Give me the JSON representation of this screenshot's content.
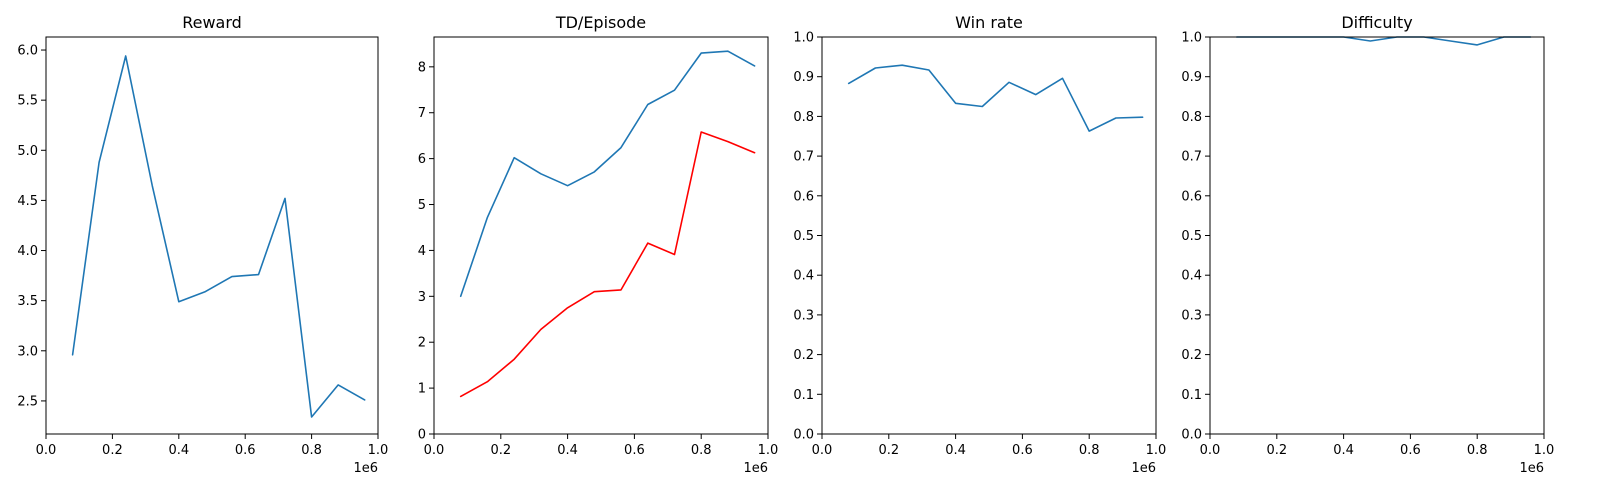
{
  "chart_data": [
    {
      "type": "line",
      "title": "Reward",
      "xlabel": "",
      "ylabel": "",
      "x_offset_label": "1e6",
      "xlim": [
        0,
        1000000
      ],
      "ylim": [
        2.17,
        6.13
      ],
      "xticks": [
        {
          "value": 0,
          "label": "0.0"
        },
        {
          "value": 200000,
          "label": "0.2"
        },
        {
          "value": 400000,
          "label": "0.4"
        },
        {
          "value": 600000,
          "label": "0.6"
        },
        {
          "value": 800000,
          "label": "0.8"
        },
        {
          "value": 1000000,
          "label": "1.0"
        }
      ],
      "yticks": [
        {
          "value": 2.5,
          "label": "2.5"
        },
        {
          "value": 3.0,
          "label": "3.0"
        },
        {
          "value": 3.5,
          "label": "3.5"
        },
        {
          "value": 4.0,
          "label": "4.0"
        },
        {
          "value": 4.5,
          "label": "4.5"
        },
        {
          "value": 5.0,
          "label": "5.0"
        },
        {
          "value": 5.5,
          "label": "5.5"
        },
        {
          "value": 6.0,
          "label": "6.0"
        }
      ],
      "grid": false,
      "series": [
        {
          "color": "#1f77b4",
          "x": [
            80000,
            160000,
            240000,
            320000,
            400000,
            480000,
            560000,
            640000,
            720000,
            800000,
            880000,
            960000
          ],
          "y": [
            2.96,
            4.88,
            5.94,
            4.65,
            3.49,
            3.59,
            3.74,
            3.76,
            4.52,
            2.34,
            2.66,
            2.51
          ]
        }
      ]
    },
    {
      "type": "line",
      "title": "TD/Episode",
      "xlabel": "",
      "ylabel": "",
      "x_offset_label": "1e6",
      "xlim": [
        0,
        1000000
      ],
      "ylim": [
        0,
        8.65
      ],
      "xticks": [
        {
          "value": 0,
          "label": "0.0"
        },
        {
          "value": 200000,
          "label": "0.2"
        },
        {
          "value": 400000,
          "label": "0.4"
        },
        {
          "value": 600000,
          "label": "0.6"
        },
        {
          "value": 800000,
          "label": "0.8"
        },
        {
          "value": 1000000,
          "label": "1.0"
        }
      ],
      "yticks": [
        {
          "value": 0,
          "label": "0"
        },
        {
          "value": 1,
          "label": "1"
        },
        {
          "value": 2,
          "label": "2"
        },
        {
          "value": 3,
          "label": "3"
        },
        {
          "value": 4,
          "label": "4"
        },
        {
          "value": 5,
          "label": "5"
        },
        {
          "value": 6,
          "label": "6"
        },
        {
          "value": 7,
          "label": "7"
        },
        {
          "value": 8,
          "label": "8"
        }
      ],
      "grid": false,
      "series": [
        {
          "color": "#1f77b4",
          "x": [
            80000,
            160000,
            240000,
            320000,
            400000,
            480000,
            560000,
            640000,
            720000,
            800000,
            880000,
            960000
          ],
          "y": [
            3.0,
            4.72,
            6.02,
            5.67,
            5.41,
            5.71,
            6.24,
            7.18,
            7.49,
            8.3,
            8.34,
            8.02
          ]
        },
        {
          "color": "#ff0000",
          "x": [
            80000,
            160000,
            240000,
            320000,
            400000,
            480000,
            560000,
            640000,
            720000,
            800000,
            880000,
            960000
          ],
          "y": [
            0.82,
            1.14,
            1.63,
            2.28,
            2.75,
            3.1,
            3.14,
            4.16,
            3.91,
            6.58,
            6.37,
            6.13
          ]
        }
      ]
    },
    {
      "type": "line",
      "title": "Win rate",
      "xlabel": "",
      "ylabel": "",
      "x_offset_label": "1e6",
      "xlim": [
        0,
        1000000
      ],
      "ylim": [
        0,
        1.0
      ],
      "xticks": [
        {
          "value": 0,
          "label": "0.0"
        },
        {
          "value": 200000,
          "label": "0.2"
        },
        {
          "value": 400000,
          "label": "0.4"
        },
        {
          "value": 600000,
          "label": "0.6"
        },
        {
          "value": 800000,
          "label": "0.8"
        },
        {
          "value": 1000000,
          "label": "1.0"
        }
      ],
      "yticks": [
        {
          "value": 0.0,
          "label": "0.0"
        },
        {
          "value": 0.1,
          "label": "0.1"
        },
        {
          "value": 0.2,
          "label": "0.2"
        },
        {
          "value": 0.3,
          "label": "0.3"
        },
        {
          "value": 0.4,
          "label": "0.4"
        },
        {
          "value": 0.5,
          "label": "0.5"
        },
        {
          "value": 0.6,
          "label": "0.6"
        },
        {
          "value": 0.7,
          "label": "0.7"
        },
        {
          "value": 0.8,
          "label": "0.8"
        },
        {
          "value": 0.9,
          "label": "0.9"
        },
        {
          "value": 1.0,
          "label": "1.0"
        }
      ],
      "grid": false,
      "series": [
        {
          "color": "#1f77b4",
          "x": [
            80000,
            160000,
            240000,
            320000,
            400000,
            480000,
            560000,
            640000,
            720000,
            800000,
            880000,
            960000
          ],
          "y": [
            0.883,
            0.922,
            0.929,
            0.917,
            0.833,
            0.825,
            0.886,
            0.855,
            0.896,
            0.763,
            0.796,
            0.798
          ]
        }
      ]
    },
    {
      "type": "line",
      "title": "Difficulty",
      "xlabel": "",
      "ylabel": "",
      "x_offset_label": "1e6",
      "xlim": [
        0,
        1000000
      ],
      "ylim": [
        0,
        1.0
      ],
      "xticks": [
        {
          "value": 0,
          "label": "0.0"
        },
        {
          "value": 200000,
          "label": "0.2"
        },
        {
          "value": 400000,
          "label": "0.4"
        },
        {
          "value": 600000,
          "label": "0.6"
        },
        {
          "value": 800000,
          "label": "0.8"
        },
        {
          "value": 1000000,
          "label": "1.0"
        }
      ],
      "yticks": [
        {
          "value": 0.0,
          "label": "0.0"
        },
        {
          "value": 0.1,
          "label": "0.1"
        },
        {
          "value": 0.2,
          "label": "0.2"
        },
        {
          "value": 0.3,
          "label": "0.3"
        },
        {
          "value": 0.4,
          "label": "0.4"
        },
        {
          "value": 0.5,
          "label": "0.5"
        },
        {
          "value": 0.6,
          "label": "0.6"
        },
        {
          "value": 0.7,
          "label": "0.7"
        },
        {
          "value": 0.8,
          "label": "0.8"
        },
        {
          "value": 0.9,
          "label": "0.9"
        },
        {
          "value": 1.0,
          "label": "1.0"
        }
      ],
      "grid": false,
      "series": [
        {
          "color": "#1f77b4",
          "x": [
            80000,
            160000,
            240000,
            320000,
            400000,
            480000,
            560000,
            640000,
            720000,
            800000,
            880000,
            960000
          ],
          "y": [
            1.0,
            1.0,
            1.0,
            1.0,
            1.0,
            0.99,
            1.0,
            1.0,
            0.99,
            0.98,
            1.0,
            1.0
          ]
        }
      ]
    }
  ]
}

◆ ◆ ◆

* **TO BE DONE**
All the records need to be repeated exactly, with the images dropped.

* **ANSWER IN FULL**
Give me the JSON representation of this screenshot's content.
{
  "chart_data": [
    {
      "type": "line",
      "title": "Reward",
      "xlabel": "",
      "ylabel": "",
      "x_offset_label": "1e6",
      "xlim": [
        0,
        1000000
      ],
      "ylim": [
        2.17,
        6.13
      ],
      "xticks": [
        {
          "value": 0,
          "label": "0.0"
        },
        {
          "value": 200000,
          "label": "0.2"
        },
        {
          "value": 400000,
          "label": "0.4"
        },
        {
          "value": 600000,
          "label": "0.6"
        },
        {
          "value": 800000,
          "label": "0.8"
        },
        {
          "value": 1000000,
          "label": "1.0"
        }
      ],
      "yticks": [
        {
          "value": 2.5,
          "label": "2.5"
        },
        {
          "value": 3.0,
          "label": "3.0"
        },
        {
          "value": 3.5,
          "label": "3.5"
        },
        {
          "value": 4.0,
          "label": "4.0"
        },
        {
          "value": 4.5,
          "label": "4.5"
        },
        {
          "value": 5.0,
          "label": "5.0"
        },
        {
          "value": 5.5,
          "label": "5.5"
        },
        {
          "value": 6.0,
          "label": "6.0"
        }
      ],
      "grid": false,
      "series": [
        {
          "color": "#1f77b4",
          "x": [
            80000,
            160000,
            240000,
            320000,
            400000,
            480000,
            560000,
            640000,
            720000,
            800000,
            880000,
            960000
          ],
          "y": [
            2.96,
            4.88,
            5.94,
            4.65,
            3.49,
            3.59,
            3.74,
            3.76,
            4.52,
            2.34,
            2.66,
            2.51
          ]
        }
      ]
    },
    {
      "type": "line",
      "title": "TD/Episode",
      "xlabel": "",
      "ylabel": "",
      "x_offset_label": "1e6",
      "xlim": [
        0,
        1000000
      ],
      "ylim": [
        0,
        8.65
      ],
      "xticks": [
        {
          "value": 0,
          "label": "0.0"
        },
        {
          "value": 200000,
          "label": "0.2"
        },
        {
          "value": 400000,
          "label": "0.4"
        },
        {
          "value": 600000,
          "label": "0.6"
        },
        {
          "value": 800000,
          "label": "0.8"
        },
        {
          "value": 1000000,
          "label": "1.0"
        }
      ],
      "yticks": [
        {
          "value": 0,
          "label": "0"
        },
        {
          "value": 1,
          "label": "1"
        },
        {
          "value": 2,
          "label": "2"
        },
        {
          "value": 3,
          "label": "3"
        },
        {
          "value": 4,
          "label": "4"
        },
        {
          "value": 5,
          "label": "5"
        },
        {
          "value": 6,
          "label": "6"
        },
        {
          "value": 7,
          "label": "7"
        },
        {
          "value": 8,
          "label": "8"
        }
      ],
      "grid": false,
      "series": [
        {
          "color": "#1f77b4",
          "x": [
            80000,
            160000,
            240000,
            320000,
            400000,
            480000,
            560000,
            640000,
            720000,
            800000,
            880000,
            960000
          ],
          "y": [
            3.0,
            4.72,
            6.02,
            5.67,
            5.41,
            5.71,
            6.24,
            7.18,
            7.49,
            8.3,
            8.34,
            8.02
          ]
        },
        {
          "color": "#ff0000",
          "x": [
            80000,
            160000,
            240000,
            320000,
            400000,
            480000,
            560000,
            640000,
            720000,
            800000,
            880000,
            960000
          ],
          "y": [
            0.82,
            1.14,
            1.63,
            2.28,
            2.75,
            3.1,
            3.14,
            4.16,
            3.91,
            6.58,
            6.37,
            6.13
          ]
        }
      ]
    },
    {
      "type": "line",
      "title": "Win rate",
      "xlabel": "",
      "ylabel": "",
      "x_offset_label": "1e6",
      "xlim": [
        0,
        1000000
      ],
      "ylim": [
        0,
        1.0
      ],
      "xticks": [
        {
          "value": 0,
          "label": "0.0"
        },
        {
          "value": 200000,
          "label": "0.2"
        },
        {
          "value": 400000,
          "label": "0.4"
        },
        {
          "value": 600000,
          "label": "0.6"
        },
        {
          "value": 800000,
          "label": "0.8"
        },
        {
          "value": 1000000,
          "label": "1.0"
        }
      ],
      "yticks": [
        {
          "value": 0.0,
          "label": "0.0"
        },
        {
          "value": 0.1,
          "label": "0.1"
        },
        {
          "value": 0.2,
          "label": "0.2"
        },
        {
          "value": 0.3,
          "label": "0.3"
        },
        {
          "value": 0.4,
          "label": "0.4"
        },
        {
          "value": 0.5,
          "label": "0.5"
        },
        {
          "value": 0.6,
          "label": "0.6"
        },
        {
          "value": 0.7,
          "label": "0.7"
        },
        {
          "value": 0.8,
          "label": "0.8"
        },
        {
          "value": 0.9,
          "label": "0.9"
        },
        {
          "value": 1.0,
          "label": "1.0"
        }
      ],
      "grid": false,
      "series": [
        {
          "color": "#1f77b4",
          "x": [
            80000,
            160000,
            240000,
            320000,
            400000,
            480000,
            560000,
            640000,
            720000,
            800000,
            880000,
            960000
          ],
          "y": [
            0.883,
            0.922,
            0.929,
            0.917,
            0.833,
            0.825,
            0.886,
            0.855,
            0.896,
            0.763,
            0.796,
            0.798
          ]
        }
      ]
    },
    {
      "type": "line",
      "title": "Difficulty",
      "xlabel": "",
      "ylabel": "",
      "x_offset_label": "1e6",
      "xlim": [
        0,
        1000000
      ],
      "ylim": [
        0,
        1.0
      ],
      "xticks": [
        {
          "value": 0,
          "label": "0.0"
        },
        {
          "value": 200000,
          "label": "0.2"
        },
        {
          "value": 400000,
          "label": "0.4"
        },
        {
          "value": 600000,
          "label": "0.6"
        },
        {
          "value": 800000,
          "label": "0.8"
        },
        {
          "value": 1000000,
          "label": "1.0"
        }
      ],
      "yticks": [
        {
          "value": 0.0,
          "label": "0.0"
        },
        {
          "value": 0.1,
          "label": "0.1"
        },
        {
          "value": 0.2,
          "label": "0.2"
        },
        {
          "value": 0.3,
          "label": "0.3"
        },
        {
          "value": 0.4,
          "label": "0.4"
        },
        {
          "value": 0.5,
          "label": "0.5"
        },
        {
          "value": 0.6,
          "label": "0.6"
        },
        {
          "value": 0.7,
          "label": "0.7"
        },
        {
          "value": 0.8,
          "label": "0.8"
        },
        {
          "value": 0.9,
          "label": "0.9"
        },
        {
          "value": 1.0,
          "label": "1.0"
        }
      ],
      "grid": false,
      "series": [
        {
          "color": "#1f77b4",
          "x": [
            80000,
            160000,
            240000,
            320000,
            400000,
            480000,
            560000,
            640000,
            720000,
            800000,
            880000,
            960000
          ],
          "y": [
            1.0,
            1.0,
            1.0,
            1.0,
            1.0,
            0.99,
            1.0,
            1.0,
            0.99,
            0.98,
            1.0,
            1.0
          ]
        }
      ]
    }
  ]
}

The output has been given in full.